» Work instructions
Gather up every line from the entries below that uses the word "bottom".

» Data rows
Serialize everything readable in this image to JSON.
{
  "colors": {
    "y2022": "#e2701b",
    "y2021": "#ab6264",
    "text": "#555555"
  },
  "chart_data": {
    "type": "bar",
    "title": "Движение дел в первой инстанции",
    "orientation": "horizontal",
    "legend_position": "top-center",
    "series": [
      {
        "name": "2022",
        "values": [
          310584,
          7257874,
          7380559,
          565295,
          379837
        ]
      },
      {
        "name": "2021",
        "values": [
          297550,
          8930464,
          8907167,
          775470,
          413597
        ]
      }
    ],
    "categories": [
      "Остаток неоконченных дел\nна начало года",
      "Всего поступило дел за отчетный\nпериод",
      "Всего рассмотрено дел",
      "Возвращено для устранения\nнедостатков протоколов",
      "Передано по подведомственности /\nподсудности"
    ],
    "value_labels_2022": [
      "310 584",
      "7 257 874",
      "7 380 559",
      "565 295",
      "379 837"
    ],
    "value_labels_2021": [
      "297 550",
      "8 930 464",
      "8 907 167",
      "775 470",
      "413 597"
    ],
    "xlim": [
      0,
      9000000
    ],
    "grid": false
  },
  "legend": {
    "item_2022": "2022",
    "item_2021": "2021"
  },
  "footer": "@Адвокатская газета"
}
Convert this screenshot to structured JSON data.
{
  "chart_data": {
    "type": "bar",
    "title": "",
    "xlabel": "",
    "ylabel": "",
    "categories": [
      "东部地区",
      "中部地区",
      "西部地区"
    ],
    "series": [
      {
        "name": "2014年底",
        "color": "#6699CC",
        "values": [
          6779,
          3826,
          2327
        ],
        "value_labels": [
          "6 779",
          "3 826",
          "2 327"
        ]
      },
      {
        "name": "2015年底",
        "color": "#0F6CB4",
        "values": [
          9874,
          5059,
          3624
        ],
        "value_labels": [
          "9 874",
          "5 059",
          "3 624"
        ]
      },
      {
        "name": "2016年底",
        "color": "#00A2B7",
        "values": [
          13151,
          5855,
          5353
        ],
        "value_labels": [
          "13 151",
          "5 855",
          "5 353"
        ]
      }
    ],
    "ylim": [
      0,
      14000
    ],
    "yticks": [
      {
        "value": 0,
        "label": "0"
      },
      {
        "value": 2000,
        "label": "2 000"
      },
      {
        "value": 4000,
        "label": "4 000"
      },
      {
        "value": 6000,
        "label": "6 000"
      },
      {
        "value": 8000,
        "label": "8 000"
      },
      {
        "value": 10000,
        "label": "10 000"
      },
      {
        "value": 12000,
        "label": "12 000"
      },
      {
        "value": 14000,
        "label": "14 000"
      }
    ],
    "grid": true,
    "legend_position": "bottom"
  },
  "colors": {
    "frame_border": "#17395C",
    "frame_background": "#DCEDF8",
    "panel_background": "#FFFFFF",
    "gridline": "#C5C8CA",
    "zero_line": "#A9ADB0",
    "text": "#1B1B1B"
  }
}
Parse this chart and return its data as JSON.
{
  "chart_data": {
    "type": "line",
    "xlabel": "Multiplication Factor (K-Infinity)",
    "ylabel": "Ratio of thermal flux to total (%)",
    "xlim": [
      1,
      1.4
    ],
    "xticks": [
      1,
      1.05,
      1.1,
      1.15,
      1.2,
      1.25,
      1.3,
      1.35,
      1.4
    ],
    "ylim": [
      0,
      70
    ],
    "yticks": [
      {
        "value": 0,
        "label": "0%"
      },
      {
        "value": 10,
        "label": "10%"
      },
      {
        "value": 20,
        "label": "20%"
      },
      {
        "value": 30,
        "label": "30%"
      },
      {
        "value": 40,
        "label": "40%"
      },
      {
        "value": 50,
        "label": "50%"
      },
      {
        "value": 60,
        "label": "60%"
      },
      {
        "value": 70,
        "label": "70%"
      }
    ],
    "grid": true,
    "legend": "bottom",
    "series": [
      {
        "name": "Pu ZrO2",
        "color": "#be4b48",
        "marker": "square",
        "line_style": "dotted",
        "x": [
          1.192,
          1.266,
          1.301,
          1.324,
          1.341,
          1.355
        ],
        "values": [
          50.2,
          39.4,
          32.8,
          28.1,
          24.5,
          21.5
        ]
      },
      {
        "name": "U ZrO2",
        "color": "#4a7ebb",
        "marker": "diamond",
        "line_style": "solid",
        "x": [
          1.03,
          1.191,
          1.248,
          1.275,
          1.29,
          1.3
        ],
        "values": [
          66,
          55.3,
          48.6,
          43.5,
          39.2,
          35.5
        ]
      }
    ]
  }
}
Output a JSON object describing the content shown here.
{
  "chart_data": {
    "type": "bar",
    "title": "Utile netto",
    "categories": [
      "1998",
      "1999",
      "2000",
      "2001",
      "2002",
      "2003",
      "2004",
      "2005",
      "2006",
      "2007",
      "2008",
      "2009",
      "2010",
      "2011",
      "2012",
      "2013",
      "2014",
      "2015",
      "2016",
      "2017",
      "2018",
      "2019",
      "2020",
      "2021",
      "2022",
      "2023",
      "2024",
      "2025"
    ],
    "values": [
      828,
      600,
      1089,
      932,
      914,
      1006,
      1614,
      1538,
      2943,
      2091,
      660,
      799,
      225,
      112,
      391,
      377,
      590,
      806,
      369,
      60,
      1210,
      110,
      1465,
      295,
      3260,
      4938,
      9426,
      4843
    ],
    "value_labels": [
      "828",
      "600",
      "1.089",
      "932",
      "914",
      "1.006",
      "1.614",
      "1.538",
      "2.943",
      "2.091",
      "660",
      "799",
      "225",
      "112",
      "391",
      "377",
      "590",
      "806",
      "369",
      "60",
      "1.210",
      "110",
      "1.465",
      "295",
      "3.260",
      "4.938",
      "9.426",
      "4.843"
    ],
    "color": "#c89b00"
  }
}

» Right answer
    "legend_position": "bottom"
    "legend": "bottom",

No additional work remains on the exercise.